▸ **Exercise task**
Pick out every line in the data below that holds "ſchnell".

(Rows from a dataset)
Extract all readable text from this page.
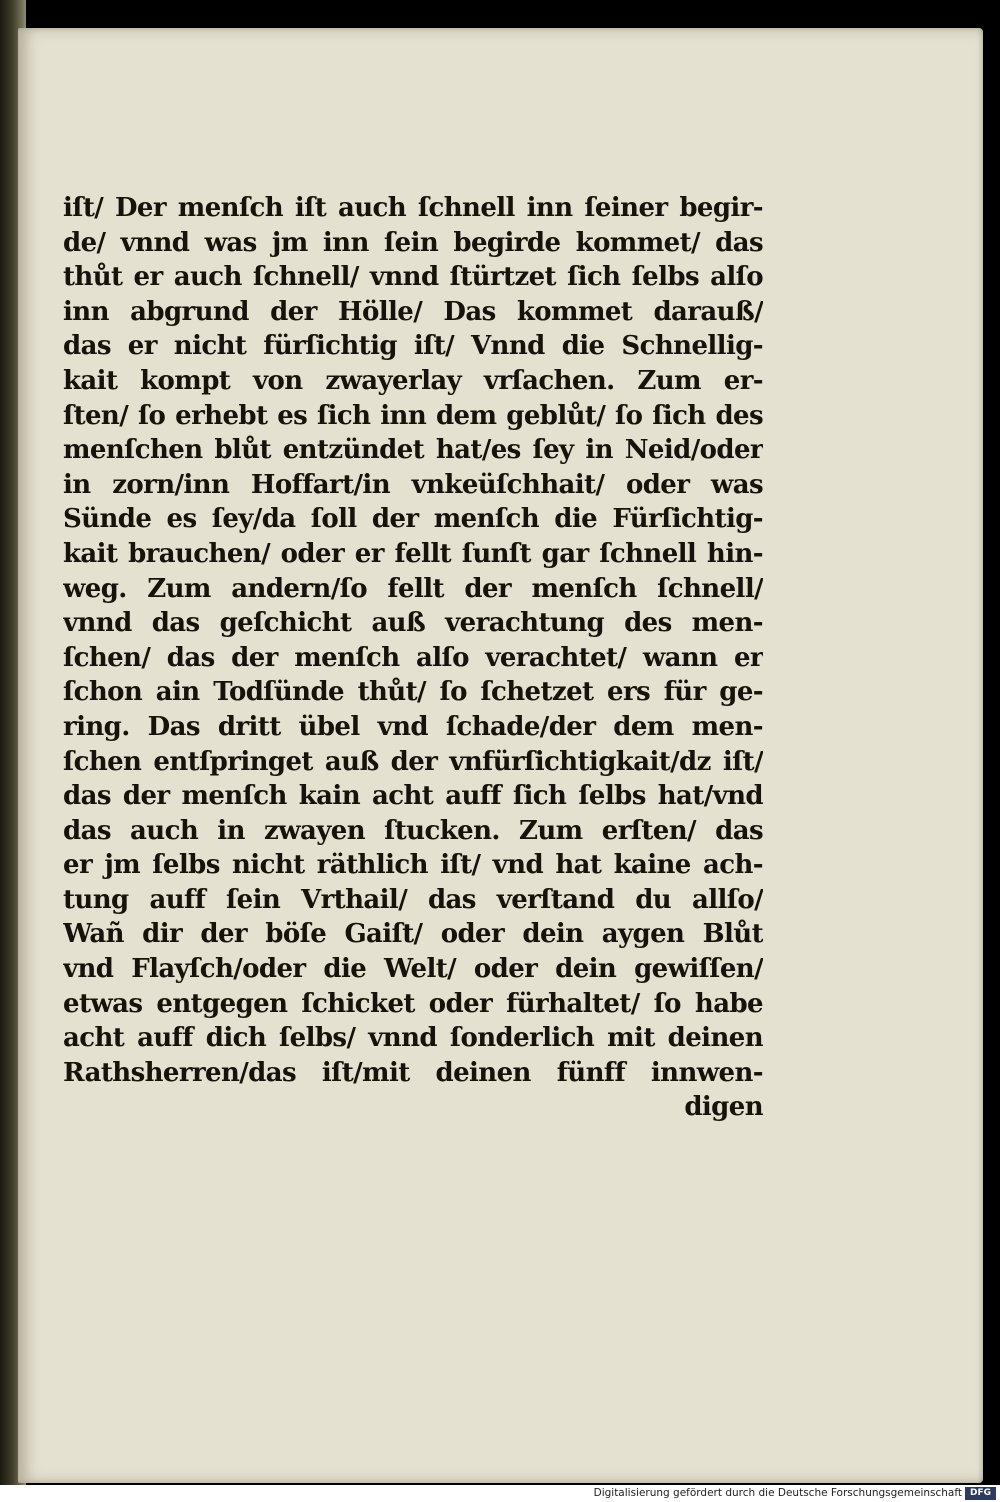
iſt/ Der menſch iſt auch ſchnell inn ſeiner begir-
de/ vnnd was jm inn ſein begirde kommet/ das
thůt er auch ſchnell/ vnnd ſtürtzet ſich ſelbs alſo
inn abgrund der Hölle/ Das kommet darauß/
das er nicht fürſichtig iſt/ Vnnd die Schnellig-
kait kompt von zwayerlay vrſachen. Zum er-
ſten/ ſo erhebt es ſich inn dem geblůt/ ſo ſich des
menſchen blůt entzündet hat/es ſey in Neid/oder
in zorn/inn Hoffart/in vnkeüſchhait/ oder was
Sünde es ſey/da ſoll der menſch die Fürſichtig-
kait brauchen/ oder er fellt ſunſt gar ſchnell hin-
weg. Zum andern/ſo fellt der menſch ſchnell/
vnnd das geſchicht auß verachtung des men-
ſchen/ das der menſch alſo verachtet/ wann er
ſchon ain Todſünde thůt/ ſo ſchetzet ers für ge-
ring. Das dritt übel vnd ſchade/der dem men-
ſchen entſpringet auß der vnfürſichtigkait/dz iſt/
das der menſch kain acht auff ſich ſelbs hat/vnd
das auch in zwayen ſtucken. Zum erſten/ das
er jm ſelbs nicht räthlich iſt/ vnd hat kaine ach-
tung auff ſein Vrthail/ das verſtand du allſo/
Wañ dir der böſe Gaiſt/ oder dein aygen Blůt
vnd Flayſch/oder die Welt/ oder dein gewiſſen/
etwas entgegen ſchicket oder fürhaltet/ ſo habe
acht auff dich ſelbs/ vnnd ſonderlich mit deinen
Rathsherren/das iſt/mit deinen fünff innwen-
digen
Digitalisierung gefördert durch die Deutsche Forschungsgemeinschaft DFG
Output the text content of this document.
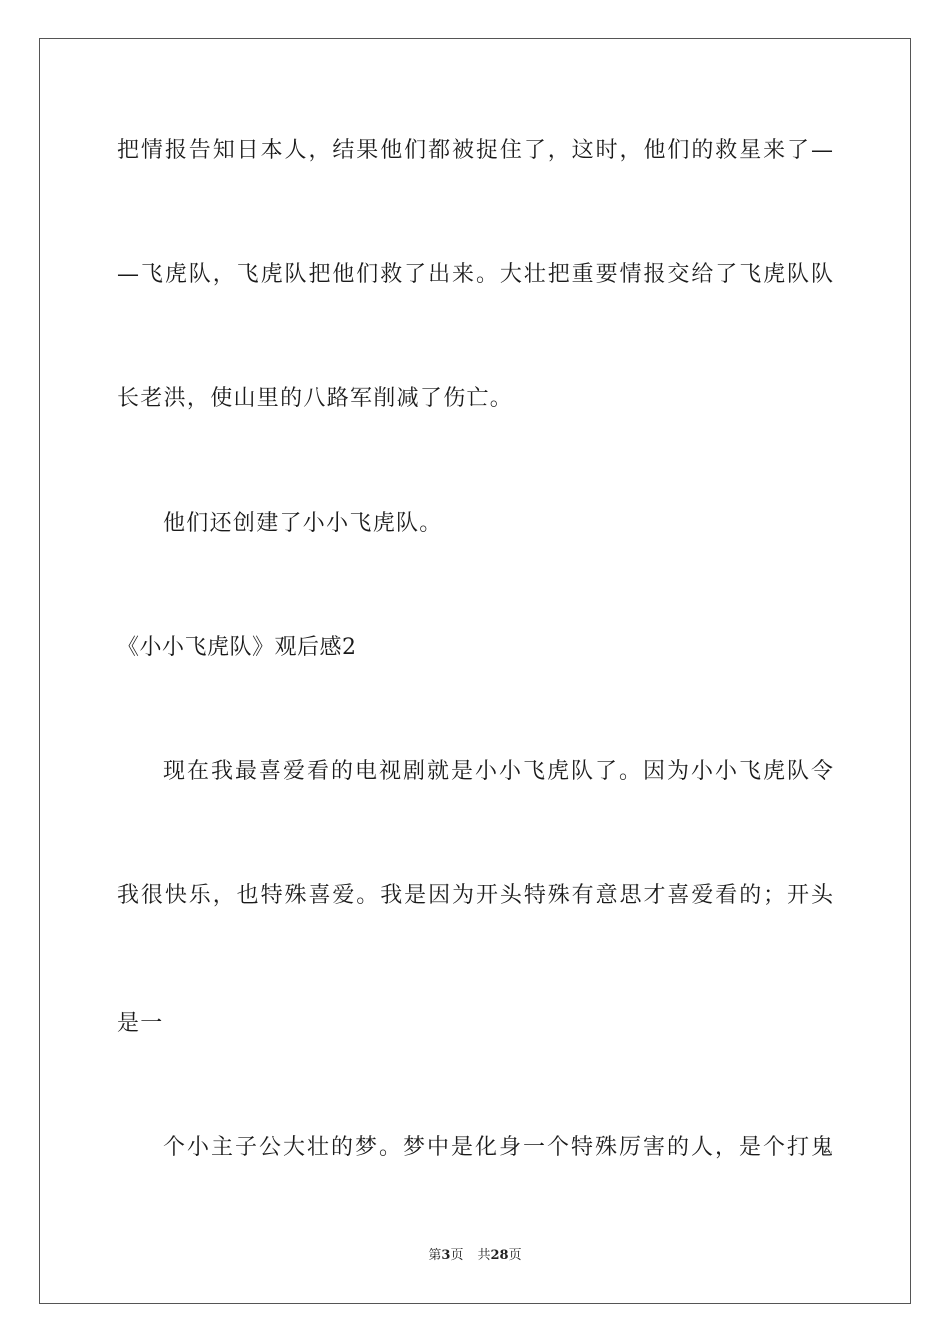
把情报告知日本人，结果他们都被捉住了，这时，他们的救星来了—
—飞虎队，飞虎队把他们救了出来。大壮把重要情报交给了飞虎队队
长老洪，使山里的八路军削减了伤亡。
他们还创建了小小飞虎队。
《小小飞虎队》观后感2
现在我最喜爱看的电视剧就是小小飞虎队了。因为小小飞虎队令
我很快乐，也特殊喜爱。我是因为开头特殊有意思才喜爱看的；开头
是一
个小主子公大壮的梦。梦中是化身一个特殊厉害的人，是个打鬼
第3页 共28页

▸ **Finished exercise**
iſt/ Der menſch iſt auch ſchnell inn ſeiner begir-
thůt er auch ſchnell/ vnnd ſtürtzet ſich ſelbs alſo
kait brauchen/ oder er fellt ſunſt gar ſchnell hin-
weg. Zum andern/ſo fellt der menſch ſchnell/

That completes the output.